* [Exercise objective]:
Return the records in full, exactly as given.

Stored items from a collection:
_ _ _ _ _ _ _

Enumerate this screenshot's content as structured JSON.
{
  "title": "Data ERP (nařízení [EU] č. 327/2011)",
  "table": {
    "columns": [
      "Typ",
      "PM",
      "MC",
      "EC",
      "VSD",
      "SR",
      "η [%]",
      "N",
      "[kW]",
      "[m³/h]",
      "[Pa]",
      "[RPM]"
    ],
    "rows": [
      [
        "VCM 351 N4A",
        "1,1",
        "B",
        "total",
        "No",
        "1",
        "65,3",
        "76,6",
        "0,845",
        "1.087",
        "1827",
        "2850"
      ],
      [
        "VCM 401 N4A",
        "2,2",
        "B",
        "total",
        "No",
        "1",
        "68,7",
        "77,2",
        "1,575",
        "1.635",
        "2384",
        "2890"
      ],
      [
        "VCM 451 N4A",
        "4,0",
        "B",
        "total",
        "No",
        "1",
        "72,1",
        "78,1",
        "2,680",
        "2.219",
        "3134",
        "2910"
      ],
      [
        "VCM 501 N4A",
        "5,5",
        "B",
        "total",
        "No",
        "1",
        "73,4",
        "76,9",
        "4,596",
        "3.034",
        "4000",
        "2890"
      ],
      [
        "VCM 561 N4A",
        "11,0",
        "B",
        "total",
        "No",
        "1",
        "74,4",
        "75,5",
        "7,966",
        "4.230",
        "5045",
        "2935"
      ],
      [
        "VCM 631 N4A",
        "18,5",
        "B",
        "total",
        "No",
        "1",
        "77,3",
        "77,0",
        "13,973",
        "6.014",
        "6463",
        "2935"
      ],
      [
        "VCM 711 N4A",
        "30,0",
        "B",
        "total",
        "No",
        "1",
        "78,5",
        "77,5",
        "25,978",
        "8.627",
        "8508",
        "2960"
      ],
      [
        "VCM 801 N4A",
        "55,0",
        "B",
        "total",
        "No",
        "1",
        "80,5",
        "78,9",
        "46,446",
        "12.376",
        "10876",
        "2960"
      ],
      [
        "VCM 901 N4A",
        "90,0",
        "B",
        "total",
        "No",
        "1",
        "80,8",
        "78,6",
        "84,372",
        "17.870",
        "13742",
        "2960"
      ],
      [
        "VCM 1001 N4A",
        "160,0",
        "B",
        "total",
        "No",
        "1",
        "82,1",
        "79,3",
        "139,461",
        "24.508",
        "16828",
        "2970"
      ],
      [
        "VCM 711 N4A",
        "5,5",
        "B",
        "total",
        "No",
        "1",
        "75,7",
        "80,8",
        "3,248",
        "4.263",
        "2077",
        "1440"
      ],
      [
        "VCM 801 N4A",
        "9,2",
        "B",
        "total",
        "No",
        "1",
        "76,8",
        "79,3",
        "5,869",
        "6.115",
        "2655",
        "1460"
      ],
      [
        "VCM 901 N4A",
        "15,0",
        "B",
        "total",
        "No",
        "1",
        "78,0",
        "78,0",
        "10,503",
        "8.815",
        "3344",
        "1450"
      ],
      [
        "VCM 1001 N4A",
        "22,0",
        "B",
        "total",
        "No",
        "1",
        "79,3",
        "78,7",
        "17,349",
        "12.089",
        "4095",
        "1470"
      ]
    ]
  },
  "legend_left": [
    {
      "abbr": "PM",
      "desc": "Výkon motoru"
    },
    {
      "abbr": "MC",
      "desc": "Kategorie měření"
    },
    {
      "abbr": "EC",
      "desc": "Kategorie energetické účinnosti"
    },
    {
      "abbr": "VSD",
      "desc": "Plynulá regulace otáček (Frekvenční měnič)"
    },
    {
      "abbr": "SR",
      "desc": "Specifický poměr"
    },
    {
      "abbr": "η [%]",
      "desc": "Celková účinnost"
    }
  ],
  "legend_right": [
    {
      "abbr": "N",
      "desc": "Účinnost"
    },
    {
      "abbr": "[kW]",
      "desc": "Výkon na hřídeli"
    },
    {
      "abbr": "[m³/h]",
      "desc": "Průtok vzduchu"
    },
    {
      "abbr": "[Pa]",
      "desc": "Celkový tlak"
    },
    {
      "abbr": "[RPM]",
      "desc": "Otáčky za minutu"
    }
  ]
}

_ _ _ _ _ _ _

* [Response below]:
Enumerate this screenshot's content as structured JSON.
{
  "title": "Data ERP (nařízení [EU] č. 327/2011)",
  "table": {
    "columns": [
      "Typ",
      "PM",
      "MC",
      "EC",
      "VSD",
      "SR",
      "η [%]",
      "N",
      "[kW]",
      "[m³/h]",
      "[Pa]",
      "[RPM]"
    ],
    "rows": [
      [
        "VCM 351 N4A",
        "1,1",
        "B",
        "total",
        "No",
        "1",
        "65,3",
        "76,6",
        "0,845",
        "1.087",
        "1827",
        "2850"
      ],
      [
        "VCM 401 N4A",
        "2,2",
        "B",
        "total",
        "No",
        "1",
        "68,7",
        "77,2",
        "1,575",
        "1.635",
        "2384",
        "2890"
      ],
      [
        "VCM 451 N4A",
        "4,0",
        "B",
        "total",
        "No",
        "1",
        "72,1",
        "78,1",
        "2,680",
        "2.219",
        "3134",
        "2910"
      ],
      [
        "VCM 501 N4A",
        "5,5",
        "B",
        "total",
        "No",
        "1",
        "73,4",
        "76,9",
        "4,596",
        "3.034",
        "4000",
        "2890"
      ],
      [
        "VCM 561 N4A",
        "11,0",
        "B",
        "total",
        "No",
        "1",
        "74,4",
        "75,5",
        "7,966",
        "4.230",
        "5045",
        "2935"
      ],
      [
        "VCM 631 N4A",
        "18,5",
        "B",
        "total",
        "No",
        "1",
        "77,3",
        "77,0",
        "13,973",
        "6.014",
        "6463",
        "2935"
      ],
      [
        "VCM 711 N4A",
        "30,0",
        "B",
        "total",
        "No",
        "1",
        "78,5",
        "77,5",
        "25,978",
        "8.627",
        "8508",
        "2960"
      ],
      [
        "VCM 801 N4A",
        "55,0",
        "B",
        "total",
        "No",
        "1",
        "80,5",
        "78,9",
        "46,446",
        "12.376",
        "10876",
        "2960"
      ],
      [
        "VCM 901 N4A",
        "90,0",
        "B",
        "total",
        "No",
        "1",
        "80,8",
        "78,6",
        "84,372",
        "17.870",
        "13742",
        "2960"
      ],
      [
        "VCM 1001 N4A",
        "160,0",
        "B",
        "total",
        "No",
        "1",
        "82,1",
        "79,3",
        "139,461",
        "24.508",
        "16828",
        "2970"
      ],
      [
        "VCM 711 N4A",
        "5,5",
        "B",
        "total",
        "No",
        "1",
        "75,7",
        "80,8",
        "3,248",
        "4.263",
        "2077",
        "1440"
      ],
      [
        "VCM 801 N4A",
        "9,2",
        "B",
        "total",
        "No",
        "1",
        "76,8",
        "79,3",
        "5,869",
        "6.115",
        "2655",
        "1460"
      ],
      [
        "VCM 901 N4A",
        "15,0",
        "B",
        "total",
        "No",
        "1",
        "78,0",
        "78,0",
        "10,503",
        "8.815",
        "3344",
        "1450"
      ],
      [
        "VCM 1001 N4A",
        "22,0",
        "B",
        "total",
        "No",
        "1",
        "79,3",
        "78,7",
        "17,349",
        "12.089",
        "4095",
        "1470"
      ]
    ]
  },
  "legend_left": [
    {
      "abbr": "PM",
      "desc": "Výkon motoru"
    },
    {
      "abbr": "MC",
      "desc": "Kategorie měření"
    },
    {
      "abbr": "EC",
      "desc": "Kategorie energetické účinnosti"
    },
    {
      "abbr": "VSD",
      "desc": "Plynulá regulace otáček (Frekvenční měnič)"
    },
    {
      "abbr": "SR",
      "desc": "Specifický poměr"
    },
    {
      "abbr": "η [%]",
      "desc": "Celková účinnost"
    }
  ],
  "legend_right": [
    {
      "abbr": "N",
      "desc": "Účinnost"
    },
    {
      "abbr": "[kW]",
      "desc": "Výkon na hřídeli"
    },
    {
      "abbr": "[m³/h]",
      "desc": "Průtok vzduchu"
    },
    {
      "abbr": "[Pa]",
      "desc": "Celkový tlak"
    },
    {
      "abbr": "[RPM]",
      "desc": "Otáčky za minutu"
    }
  ]
}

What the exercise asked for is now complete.